What you have to do = Pull every line containing "prompt" from the entries.
** start Exercise materials **
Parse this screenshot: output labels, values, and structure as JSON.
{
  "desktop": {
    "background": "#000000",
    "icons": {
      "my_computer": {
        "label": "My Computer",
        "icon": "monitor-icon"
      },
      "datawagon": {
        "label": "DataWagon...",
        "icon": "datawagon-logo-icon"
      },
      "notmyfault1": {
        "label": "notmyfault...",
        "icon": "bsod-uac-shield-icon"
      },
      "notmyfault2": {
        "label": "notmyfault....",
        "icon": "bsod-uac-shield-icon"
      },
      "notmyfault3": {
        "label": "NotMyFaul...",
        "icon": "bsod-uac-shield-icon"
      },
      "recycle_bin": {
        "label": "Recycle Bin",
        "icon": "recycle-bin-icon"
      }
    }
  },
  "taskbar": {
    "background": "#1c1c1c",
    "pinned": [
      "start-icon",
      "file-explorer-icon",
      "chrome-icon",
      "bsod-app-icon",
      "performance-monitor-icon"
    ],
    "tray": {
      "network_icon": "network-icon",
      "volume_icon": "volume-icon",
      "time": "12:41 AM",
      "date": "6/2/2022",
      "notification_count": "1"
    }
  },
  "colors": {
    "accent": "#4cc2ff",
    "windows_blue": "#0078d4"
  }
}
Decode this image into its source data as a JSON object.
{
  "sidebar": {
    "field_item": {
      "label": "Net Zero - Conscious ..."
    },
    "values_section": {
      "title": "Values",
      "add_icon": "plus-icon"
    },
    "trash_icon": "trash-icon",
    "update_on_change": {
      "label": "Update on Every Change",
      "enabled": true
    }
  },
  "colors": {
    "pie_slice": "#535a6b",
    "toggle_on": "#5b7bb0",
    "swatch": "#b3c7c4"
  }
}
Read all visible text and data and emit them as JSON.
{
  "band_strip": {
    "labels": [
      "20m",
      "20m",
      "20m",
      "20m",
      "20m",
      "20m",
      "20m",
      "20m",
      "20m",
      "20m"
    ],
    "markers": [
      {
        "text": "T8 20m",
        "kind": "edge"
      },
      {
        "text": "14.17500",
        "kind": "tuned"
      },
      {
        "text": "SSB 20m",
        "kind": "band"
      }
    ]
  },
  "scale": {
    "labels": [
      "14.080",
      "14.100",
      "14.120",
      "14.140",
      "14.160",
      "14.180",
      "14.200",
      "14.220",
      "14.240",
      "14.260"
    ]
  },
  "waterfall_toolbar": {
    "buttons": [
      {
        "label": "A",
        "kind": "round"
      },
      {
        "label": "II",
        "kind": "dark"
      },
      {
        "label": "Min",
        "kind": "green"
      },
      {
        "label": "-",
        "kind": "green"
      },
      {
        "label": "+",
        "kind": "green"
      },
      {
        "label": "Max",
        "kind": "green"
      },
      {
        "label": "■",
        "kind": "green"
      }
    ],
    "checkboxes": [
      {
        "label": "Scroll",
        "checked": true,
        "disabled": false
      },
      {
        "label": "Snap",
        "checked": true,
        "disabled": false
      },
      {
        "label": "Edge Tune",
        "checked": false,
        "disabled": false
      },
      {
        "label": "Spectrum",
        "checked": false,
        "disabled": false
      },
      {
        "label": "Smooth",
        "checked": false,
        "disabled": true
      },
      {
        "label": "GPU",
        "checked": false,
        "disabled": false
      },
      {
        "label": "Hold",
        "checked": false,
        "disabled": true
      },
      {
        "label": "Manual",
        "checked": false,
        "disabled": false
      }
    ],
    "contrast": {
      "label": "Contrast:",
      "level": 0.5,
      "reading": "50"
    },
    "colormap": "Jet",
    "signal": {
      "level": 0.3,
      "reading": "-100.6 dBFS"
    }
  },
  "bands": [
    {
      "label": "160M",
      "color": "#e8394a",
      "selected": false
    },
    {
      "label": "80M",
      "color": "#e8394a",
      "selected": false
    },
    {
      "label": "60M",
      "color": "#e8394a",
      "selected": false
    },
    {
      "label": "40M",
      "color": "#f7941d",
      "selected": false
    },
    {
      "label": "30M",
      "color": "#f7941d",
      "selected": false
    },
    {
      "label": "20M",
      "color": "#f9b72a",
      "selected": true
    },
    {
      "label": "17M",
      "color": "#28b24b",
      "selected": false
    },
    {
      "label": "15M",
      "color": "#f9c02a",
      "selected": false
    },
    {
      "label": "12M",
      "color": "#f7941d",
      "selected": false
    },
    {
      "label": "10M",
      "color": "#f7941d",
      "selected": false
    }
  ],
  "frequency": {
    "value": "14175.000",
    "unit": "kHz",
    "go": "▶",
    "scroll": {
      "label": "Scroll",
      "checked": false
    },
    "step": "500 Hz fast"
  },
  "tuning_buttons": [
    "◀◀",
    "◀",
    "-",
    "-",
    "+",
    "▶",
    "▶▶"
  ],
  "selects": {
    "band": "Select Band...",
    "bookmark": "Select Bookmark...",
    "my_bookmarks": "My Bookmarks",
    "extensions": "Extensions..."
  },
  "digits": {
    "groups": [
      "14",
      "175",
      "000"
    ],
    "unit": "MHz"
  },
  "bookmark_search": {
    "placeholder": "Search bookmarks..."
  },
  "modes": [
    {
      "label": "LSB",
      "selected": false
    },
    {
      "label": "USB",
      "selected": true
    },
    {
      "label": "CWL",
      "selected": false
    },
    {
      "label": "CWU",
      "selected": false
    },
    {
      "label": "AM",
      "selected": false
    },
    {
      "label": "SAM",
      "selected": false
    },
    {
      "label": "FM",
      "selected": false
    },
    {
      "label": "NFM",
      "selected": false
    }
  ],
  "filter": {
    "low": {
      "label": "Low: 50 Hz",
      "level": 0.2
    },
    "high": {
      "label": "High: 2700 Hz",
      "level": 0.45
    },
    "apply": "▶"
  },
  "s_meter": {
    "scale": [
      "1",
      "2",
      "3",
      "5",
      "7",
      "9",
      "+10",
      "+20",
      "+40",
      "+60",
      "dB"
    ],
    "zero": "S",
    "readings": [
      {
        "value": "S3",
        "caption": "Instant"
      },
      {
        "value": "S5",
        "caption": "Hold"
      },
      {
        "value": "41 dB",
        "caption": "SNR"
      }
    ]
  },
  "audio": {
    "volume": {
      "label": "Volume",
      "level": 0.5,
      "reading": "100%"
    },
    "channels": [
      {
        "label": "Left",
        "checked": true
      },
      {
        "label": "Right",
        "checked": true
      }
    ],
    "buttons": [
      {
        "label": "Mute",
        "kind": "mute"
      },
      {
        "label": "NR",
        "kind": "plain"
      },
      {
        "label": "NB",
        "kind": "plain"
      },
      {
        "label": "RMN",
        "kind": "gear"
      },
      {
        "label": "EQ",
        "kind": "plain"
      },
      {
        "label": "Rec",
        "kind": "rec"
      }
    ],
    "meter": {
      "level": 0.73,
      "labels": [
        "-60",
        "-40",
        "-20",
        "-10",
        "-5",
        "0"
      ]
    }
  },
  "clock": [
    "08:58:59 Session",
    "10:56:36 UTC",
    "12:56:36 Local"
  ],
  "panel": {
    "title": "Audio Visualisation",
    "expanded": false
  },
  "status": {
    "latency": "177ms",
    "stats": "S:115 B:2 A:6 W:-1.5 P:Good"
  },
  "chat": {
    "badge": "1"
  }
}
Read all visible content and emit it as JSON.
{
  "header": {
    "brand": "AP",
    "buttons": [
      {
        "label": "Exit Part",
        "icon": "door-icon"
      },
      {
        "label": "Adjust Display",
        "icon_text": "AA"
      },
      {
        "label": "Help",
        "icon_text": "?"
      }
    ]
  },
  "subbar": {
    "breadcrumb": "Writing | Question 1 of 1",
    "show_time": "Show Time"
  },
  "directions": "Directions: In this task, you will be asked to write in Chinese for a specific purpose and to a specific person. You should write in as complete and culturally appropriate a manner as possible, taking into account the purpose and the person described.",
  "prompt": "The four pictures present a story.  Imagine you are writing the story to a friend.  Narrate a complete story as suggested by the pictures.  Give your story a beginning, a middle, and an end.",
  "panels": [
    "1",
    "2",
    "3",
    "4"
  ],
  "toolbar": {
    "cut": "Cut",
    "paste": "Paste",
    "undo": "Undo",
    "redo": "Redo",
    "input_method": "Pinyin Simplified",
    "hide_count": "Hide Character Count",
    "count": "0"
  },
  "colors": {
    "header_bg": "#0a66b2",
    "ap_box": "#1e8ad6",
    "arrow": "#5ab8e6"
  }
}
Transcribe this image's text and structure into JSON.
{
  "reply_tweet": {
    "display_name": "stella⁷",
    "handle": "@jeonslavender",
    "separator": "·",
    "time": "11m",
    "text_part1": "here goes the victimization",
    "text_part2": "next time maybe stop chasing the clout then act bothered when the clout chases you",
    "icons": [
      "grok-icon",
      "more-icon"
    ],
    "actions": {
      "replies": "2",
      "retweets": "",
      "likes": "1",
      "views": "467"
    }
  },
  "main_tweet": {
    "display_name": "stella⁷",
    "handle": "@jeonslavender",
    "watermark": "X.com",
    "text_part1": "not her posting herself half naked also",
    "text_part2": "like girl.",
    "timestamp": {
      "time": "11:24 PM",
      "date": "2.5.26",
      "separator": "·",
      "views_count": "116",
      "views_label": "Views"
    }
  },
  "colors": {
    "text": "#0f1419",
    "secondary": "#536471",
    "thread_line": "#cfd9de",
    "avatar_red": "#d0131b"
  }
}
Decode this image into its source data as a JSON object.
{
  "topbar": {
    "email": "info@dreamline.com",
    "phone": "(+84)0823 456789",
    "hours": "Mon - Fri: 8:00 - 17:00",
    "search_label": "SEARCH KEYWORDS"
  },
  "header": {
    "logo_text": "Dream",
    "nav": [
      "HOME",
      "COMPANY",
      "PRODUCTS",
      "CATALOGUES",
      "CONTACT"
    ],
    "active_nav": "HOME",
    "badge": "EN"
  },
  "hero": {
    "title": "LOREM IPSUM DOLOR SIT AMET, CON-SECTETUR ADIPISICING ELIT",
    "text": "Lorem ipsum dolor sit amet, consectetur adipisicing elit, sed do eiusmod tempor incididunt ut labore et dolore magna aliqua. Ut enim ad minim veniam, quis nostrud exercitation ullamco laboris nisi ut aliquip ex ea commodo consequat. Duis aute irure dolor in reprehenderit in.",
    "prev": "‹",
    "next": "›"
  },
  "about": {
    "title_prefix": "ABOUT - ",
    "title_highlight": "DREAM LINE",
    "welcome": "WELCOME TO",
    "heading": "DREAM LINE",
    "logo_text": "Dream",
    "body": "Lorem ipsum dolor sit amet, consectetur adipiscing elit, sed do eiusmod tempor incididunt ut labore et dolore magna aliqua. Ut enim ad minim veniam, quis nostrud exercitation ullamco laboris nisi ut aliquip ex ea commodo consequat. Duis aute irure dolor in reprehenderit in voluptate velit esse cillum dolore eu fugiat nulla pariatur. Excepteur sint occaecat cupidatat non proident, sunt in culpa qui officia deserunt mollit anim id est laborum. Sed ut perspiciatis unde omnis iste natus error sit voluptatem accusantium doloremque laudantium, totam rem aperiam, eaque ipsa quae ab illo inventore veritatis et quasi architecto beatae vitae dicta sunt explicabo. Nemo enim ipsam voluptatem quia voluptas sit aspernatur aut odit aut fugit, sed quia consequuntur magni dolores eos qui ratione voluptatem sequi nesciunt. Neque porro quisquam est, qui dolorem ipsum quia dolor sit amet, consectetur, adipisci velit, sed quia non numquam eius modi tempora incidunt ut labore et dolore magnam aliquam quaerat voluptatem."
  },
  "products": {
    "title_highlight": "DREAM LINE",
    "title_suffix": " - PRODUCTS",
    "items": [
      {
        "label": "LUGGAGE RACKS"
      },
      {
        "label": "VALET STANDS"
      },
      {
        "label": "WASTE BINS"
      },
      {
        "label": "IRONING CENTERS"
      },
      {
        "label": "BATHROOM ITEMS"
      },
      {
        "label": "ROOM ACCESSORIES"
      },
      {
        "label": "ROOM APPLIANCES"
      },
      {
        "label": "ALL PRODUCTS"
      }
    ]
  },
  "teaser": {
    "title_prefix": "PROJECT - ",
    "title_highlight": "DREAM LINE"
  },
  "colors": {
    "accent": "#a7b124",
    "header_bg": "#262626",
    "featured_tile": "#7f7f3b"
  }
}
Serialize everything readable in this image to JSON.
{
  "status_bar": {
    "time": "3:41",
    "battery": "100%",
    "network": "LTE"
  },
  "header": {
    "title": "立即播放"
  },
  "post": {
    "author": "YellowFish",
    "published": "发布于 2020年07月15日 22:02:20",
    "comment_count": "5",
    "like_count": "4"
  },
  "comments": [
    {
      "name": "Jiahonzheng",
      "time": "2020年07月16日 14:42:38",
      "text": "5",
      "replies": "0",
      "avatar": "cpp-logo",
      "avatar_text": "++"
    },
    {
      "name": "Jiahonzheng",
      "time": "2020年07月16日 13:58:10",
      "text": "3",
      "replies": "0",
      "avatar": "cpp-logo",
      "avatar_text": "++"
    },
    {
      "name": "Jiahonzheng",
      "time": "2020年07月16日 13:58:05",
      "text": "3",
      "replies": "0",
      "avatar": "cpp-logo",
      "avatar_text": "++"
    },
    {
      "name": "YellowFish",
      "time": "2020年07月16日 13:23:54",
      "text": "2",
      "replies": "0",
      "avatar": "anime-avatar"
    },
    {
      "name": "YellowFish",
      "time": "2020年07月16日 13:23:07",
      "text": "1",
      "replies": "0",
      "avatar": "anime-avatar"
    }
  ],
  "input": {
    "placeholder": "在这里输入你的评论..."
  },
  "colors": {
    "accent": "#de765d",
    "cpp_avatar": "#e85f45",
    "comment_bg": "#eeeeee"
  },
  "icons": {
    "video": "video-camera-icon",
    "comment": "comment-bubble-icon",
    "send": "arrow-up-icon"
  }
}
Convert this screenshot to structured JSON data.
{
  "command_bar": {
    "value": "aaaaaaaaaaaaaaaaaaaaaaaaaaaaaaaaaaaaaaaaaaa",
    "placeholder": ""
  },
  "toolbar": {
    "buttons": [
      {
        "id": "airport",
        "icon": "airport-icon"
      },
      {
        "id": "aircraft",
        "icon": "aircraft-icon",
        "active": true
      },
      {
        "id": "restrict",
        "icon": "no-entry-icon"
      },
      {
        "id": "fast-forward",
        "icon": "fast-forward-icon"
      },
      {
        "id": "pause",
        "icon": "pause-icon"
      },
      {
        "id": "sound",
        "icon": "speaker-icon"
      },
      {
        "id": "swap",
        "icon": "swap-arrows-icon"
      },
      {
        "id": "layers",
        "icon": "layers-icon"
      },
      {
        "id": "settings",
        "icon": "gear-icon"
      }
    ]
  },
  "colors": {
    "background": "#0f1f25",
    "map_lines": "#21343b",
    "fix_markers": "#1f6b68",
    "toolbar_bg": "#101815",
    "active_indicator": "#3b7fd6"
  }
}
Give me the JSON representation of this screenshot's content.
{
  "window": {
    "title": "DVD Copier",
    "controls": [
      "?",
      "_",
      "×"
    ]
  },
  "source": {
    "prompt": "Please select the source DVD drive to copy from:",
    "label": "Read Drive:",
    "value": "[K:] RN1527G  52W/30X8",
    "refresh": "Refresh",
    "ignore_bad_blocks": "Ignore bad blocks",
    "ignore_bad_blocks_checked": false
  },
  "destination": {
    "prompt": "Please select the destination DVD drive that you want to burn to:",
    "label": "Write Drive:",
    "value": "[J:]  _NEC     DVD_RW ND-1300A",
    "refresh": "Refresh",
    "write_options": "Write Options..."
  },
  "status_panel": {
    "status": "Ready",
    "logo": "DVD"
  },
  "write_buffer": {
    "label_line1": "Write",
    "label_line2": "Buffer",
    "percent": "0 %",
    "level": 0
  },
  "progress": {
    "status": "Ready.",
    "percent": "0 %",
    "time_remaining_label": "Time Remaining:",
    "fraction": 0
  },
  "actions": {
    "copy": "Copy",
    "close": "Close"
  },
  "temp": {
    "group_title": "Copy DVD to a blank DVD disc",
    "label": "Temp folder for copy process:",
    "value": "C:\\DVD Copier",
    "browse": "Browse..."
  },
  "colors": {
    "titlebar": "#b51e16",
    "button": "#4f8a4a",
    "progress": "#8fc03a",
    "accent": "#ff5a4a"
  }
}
** end Exercise materials **
Full answer =
  "prompt": "The four pictures present a story.  Imagine you are writing the story to a friend.  Narrate a complete story as suggested by the pictures.  Give your story a beginning, a middle, and an end.",
    "prompt": "Please select the source DVD drive to copy from:",
    "prompt": "Please select the destination DVD drive that you want to burn to:",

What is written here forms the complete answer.